- [Instructions to follow] Filter out everything except lines holding "ἦσαν".
* BEGIN Material provided *
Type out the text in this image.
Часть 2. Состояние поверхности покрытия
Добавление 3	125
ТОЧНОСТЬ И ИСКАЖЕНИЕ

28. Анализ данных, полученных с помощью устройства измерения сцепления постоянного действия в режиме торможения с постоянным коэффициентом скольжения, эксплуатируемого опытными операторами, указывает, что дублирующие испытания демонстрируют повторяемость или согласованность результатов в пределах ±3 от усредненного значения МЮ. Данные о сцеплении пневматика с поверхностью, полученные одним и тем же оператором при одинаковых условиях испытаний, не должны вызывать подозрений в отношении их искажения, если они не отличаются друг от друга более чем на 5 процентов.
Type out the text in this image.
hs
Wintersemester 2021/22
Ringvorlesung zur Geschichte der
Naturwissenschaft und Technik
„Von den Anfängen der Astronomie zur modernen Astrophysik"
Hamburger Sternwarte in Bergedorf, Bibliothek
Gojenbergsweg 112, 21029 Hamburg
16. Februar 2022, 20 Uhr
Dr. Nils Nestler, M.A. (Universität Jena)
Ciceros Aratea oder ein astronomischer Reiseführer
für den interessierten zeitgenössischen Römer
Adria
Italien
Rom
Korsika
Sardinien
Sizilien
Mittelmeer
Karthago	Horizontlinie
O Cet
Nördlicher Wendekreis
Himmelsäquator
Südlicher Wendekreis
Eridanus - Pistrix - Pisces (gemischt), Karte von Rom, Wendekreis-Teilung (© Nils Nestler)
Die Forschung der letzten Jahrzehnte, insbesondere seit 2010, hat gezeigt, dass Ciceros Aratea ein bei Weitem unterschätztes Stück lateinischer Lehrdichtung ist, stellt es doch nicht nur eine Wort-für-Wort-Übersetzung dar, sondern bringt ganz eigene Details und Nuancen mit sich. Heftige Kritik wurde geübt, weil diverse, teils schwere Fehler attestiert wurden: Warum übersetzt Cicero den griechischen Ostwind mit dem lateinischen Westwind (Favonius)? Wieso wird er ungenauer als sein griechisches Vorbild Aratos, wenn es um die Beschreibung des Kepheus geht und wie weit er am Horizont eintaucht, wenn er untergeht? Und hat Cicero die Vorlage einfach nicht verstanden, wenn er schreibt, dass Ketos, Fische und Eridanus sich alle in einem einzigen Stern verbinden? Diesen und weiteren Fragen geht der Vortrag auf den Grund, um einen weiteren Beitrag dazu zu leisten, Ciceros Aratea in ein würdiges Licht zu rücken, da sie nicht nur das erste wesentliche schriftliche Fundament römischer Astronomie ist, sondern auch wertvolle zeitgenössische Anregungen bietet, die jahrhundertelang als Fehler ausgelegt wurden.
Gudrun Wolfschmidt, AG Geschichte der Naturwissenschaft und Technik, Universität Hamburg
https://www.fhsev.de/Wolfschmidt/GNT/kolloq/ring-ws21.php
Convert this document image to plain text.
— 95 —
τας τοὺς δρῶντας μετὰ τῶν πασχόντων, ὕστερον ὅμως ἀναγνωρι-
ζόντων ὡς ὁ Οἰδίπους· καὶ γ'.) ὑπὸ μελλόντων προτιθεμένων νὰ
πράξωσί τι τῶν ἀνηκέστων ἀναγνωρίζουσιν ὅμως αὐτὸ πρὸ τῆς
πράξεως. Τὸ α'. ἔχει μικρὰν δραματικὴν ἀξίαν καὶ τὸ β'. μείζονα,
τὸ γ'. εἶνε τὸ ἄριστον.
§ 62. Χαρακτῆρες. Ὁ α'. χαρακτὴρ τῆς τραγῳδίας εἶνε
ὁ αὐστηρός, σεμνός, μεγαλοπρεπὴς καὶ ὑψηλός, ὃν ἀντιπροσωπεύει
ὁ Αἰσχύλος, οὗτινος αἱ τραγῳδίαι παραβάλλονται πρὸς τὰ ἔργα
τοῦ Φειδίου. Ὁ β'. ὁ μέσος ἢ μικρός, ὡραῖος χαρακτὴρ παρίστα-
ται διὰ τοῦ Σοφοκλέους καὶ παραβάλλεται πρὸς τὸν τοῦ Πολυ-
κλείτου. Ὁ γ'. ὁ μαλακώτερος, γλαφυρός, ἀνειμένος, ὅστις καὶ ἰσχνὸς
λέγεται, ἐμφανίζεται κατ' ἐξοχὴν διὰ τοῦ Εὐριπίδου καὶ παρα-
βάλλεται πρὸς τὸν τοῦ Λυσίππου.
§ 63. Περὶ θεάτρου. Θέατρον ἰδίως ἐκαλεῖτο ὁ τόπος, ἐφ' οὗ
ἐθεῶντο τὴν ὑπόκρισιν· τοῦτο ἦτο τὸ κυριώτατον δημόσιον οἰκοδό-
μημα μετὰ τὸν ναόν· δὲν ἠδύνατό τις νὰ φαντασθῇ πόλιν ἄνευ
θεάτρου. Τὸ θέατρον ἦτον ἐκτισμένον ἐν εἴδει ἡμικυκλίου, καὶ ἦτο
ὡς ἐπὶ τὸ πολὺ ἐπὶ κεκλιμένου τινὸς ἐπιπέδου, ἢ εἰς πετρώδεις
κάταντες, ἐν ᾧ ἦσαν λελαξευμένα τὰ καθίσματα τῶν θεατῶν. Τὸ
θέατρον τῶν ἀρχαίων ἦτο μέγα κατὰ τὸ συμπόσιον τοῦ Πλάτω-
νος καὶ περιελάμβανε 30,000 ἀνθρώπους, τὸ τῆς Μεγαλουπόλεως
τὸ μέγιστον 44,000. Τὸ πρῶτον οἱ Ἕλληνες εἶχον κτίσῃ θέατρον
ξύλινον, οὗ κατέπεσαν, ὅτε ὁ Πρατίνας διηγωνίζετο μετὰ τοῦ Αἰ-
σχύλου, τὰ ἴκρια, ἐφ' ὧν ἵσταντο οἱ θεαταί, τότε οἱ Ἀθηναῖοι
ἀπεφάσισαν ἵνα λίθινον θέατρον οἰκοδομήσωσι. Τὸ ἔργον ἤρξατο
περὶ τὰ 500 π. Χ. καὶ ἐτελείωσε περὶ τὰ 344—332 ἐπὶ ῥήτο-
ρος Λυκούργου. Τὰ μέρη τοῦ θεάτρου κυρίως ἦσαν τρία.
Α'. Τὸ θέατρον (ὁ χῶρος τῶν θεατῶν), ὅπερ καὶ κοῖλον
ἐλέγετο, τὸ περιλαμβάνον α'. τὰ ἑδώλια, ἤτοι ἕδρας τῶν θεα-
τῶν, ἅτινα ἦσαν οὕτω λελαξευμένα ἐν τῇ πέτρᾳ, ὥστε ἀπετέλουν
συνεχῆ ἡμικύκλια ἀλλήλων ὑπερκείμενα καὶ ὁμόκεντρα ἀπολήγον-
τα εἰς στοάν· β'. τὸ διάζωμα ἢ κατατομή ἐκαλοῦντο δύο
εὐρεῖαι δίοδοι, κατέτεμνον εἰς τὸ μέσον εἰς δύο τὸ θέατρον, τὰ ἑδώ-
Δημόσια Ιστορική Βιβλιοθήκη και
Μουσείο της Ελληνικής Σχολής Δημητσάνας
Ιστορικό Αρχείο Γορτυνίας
* END Material provided *
- [Expected answer]
κάταντες, ἐν ᾧ ἦσαν λελαξευμένα τὰ καθίσματα τῶν θεατῶν. Τὸ
ρος Λυκούργου. Τὰ μέρη τοῦ θεάτρου κυρίως ἦσαν τρία.
τῶν, ἅτινα ἦσαν οὕτω λελαξευμένα ἐν τῇ πέτρᾳ, ὥστε ἀπετέλουν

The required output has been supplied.